### RECORDS SUPPLIED
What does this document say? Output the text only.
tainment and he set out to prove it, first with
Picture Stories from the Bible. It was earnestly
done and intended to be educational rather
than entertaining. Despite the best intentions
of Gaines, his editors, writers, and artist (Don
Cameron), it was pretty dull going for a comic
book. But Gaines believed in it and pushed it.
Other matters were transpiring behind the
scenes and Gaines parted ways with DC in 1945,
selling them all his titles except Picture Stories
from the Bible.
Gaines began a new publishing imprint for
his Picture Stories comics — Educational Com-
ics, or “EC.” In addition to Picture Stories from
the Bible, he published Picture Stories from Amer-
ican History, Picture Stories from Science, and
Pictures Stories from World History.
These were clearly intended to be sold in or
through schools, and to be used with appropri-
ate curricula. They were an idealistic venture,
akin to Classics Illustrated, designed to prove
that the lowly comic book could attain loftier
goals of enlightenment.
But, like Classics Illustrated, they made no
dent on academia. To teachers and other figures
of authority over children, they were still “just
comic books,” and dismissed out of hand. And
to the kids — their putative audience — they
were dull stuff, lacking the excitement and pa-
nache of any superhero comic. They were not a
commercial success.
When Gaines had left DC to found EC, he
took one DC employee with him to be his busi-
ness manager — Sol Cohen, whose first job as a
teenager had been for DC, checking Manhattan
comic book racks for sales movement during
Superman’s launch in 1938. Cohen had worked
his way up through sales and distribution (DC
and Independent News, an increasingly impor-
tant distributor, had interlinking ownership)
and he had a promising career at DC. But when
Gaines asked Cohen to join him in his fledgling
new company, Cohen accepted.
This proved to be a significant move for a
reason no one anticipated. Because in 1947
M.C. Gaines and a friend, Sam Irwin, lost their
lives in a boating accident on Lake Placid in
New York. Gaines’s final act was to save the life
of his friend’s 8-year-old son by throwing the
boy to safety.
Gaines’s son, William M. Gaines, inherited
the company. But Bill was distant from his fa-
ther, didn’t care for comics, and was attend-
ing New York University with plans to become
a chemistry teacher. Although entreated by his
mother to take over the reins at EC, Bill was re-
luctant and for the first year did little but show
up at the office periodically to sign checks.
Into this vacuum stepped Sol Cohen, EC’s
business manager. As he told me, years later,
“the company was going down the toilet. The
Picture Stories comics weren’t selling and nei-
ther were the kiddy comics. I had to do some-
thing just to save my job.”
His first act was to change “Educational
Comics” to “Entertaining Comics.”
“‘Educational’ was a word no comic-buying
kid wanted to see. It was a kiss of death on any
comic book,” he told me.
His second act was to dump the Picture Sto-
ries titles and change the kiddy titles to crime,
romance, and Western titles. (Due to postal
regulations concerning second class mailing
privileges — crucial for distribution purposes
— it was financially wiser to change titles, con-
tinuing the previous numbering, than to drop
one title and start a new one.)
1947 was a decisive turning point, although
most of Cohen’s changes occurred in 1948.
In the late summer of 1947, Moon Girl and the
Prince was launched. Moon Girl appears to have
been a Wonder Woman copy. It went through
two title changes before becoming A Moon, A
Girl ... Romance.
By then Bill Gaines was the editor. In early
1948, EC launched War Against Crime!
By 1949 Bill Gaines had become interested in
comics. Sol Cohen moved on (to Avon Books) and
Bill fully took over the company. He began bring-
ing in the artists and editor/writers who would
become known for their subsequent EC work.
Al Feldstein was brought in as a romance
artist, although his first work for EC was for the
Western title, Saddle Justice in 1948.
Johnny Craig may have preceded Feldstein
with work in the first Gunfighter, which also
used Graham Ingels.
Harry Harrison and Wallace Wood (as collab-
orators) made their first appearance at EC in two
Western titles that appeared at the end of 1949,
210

### PROBLEM STATEMENT
Copy each record from above exactly, and include every line.

### RESPONSE TO THE EXERCISE
What does this document say? Output the text only.
tainment and he set out to prove it, first with
Picture Stories from the Bible. It was earnestly
done and intended to be educational rather
than entertaining. Despite the best intentions
of Gaines, his editors, writers, and artist (Don
Cameron), it was pretty dull going for a comic
book. But Gaines believed in it and pushed it.
Other matters were transpiring behind the
scenes and Gaines parted ways with DC in 1945,
selling them all his titles except Picture Stories
from the Bible.
Gaines began a new publishing imprint for
his Picture Stories comics — Educational Com-
ics, or “EC.” In addition to Picture Stories from
the Bible, he published Picture Stories from Amer-
ican History, Picture Stories from Science, and
Pictures Stories from World History.
These were clearly intended to be sold in or
through schools, and to be used with appropri-
ate curricula. They were an idealistic venture,
akin to Classics Illustrated, designed to prove
that the lowly comic book could attain loftier
goals of enlightenment.
But, like Classics Illustrated, they made no
dent on academia. To teachers and other figures
of authority over children, they were still “just
comic books,” and dismissed out of hand. And
to the kids — their putative audience — they
were dull stuff, lacking the excitement and pa-
nache of any superhero comic. They were not a
commercial success.
When Gaines had left DC to found EC, he
took one DC employee with him to be his busi-
ness manager — Sol Cohen, whose first job as a
teenager had been for DC, checking Manhattan
comic book racks for sales movement during
Superman’s launch in 1938. Cohen had worked
his way up through sales and distribution (DC
and Independent News, an increasingly impor-
tant distributor, had interlinking ownership)
and he had a promising career at DC. But when
Gaines asked Cohen to join him in his fledgling
new company, Cohen accepted.
This proved to be a significant move for a
reason no one anticipated. Because in 1947
M.C. Gaines and a friend, Sam Irwin, lost their
lives in a boating accident on Lake Placid in
New York. Gaines’s final act was to save the life
of his friend’s 8-year-old son by throwing the
boy to safety.
Gaines’s son, William M. Gaines, inherited
the company. But Bill was distant from his fa-
ther, didn’t care for comics, and was attend-
ing New York University with plans to become
a chemistry teacher. Although entreated by his
mother to take over the reins at EC, Bill was re-
luctant and for the first year did little but show
up at the office periodically to sign checks.
Into this vacuum stepped Sol Cohen, EC’s
business manager. As he told me, years later,
“the company was going down the toilet. The
Picture Stories comics weren’t selling and nei-
ther were the kiddy comics. I had to do some-
thing just to save my job.”
His first act was to change “Educational
Comics” to “Entertaining Comics.”
“‘Educational’ was a word no comic-buying
kid wanted to see. It was a kiss of death on any
comic book,” he told me.
His second act was to dump the Picture Sto-
ries titles and change the kiddy titles to crime,
romance, and Western titles. (Due to postal
regulations concerning second class mailing
privileges — crucial for distribution purposes
— it was financially wiser to change titles, con-
tinuing the previous numbering, than to drop
one title and start a new one.)
1947 was a decisive turning point, although
most of Cohen’s changes occurred in 1948.
In the late summer of 1947, Moon Girl and the
Prince was launched. Moon Girl appears to have
been a Wonder Woman copy. It went through
two title changes before becoming A Moon, A
Girl ... Romance.
By then Bill Gaines was the editor. In early
1948, EC launched War Against Crime!
By 1949 Bill Gaines had become interested in
comics. Sol Cohen moved on (to Avon Books) and
Bill fully took over the company. He began bring-
ing in the artists and editor/writers who would
become known for their subsequent EC work.
Al Feldstein was brought in as a romance
artist, although his first work for EC was for the
Western title, Saddle Justice in 1948.
Johnny Craig may have preceded Feldstein
with work in the first Gunfighter, which also
used Graham Ingels.
Harry Harrison and Wallace Wood (as collab-
orators) made their first appearance at EC in two
Western titles that appeared at the end of 1949,
210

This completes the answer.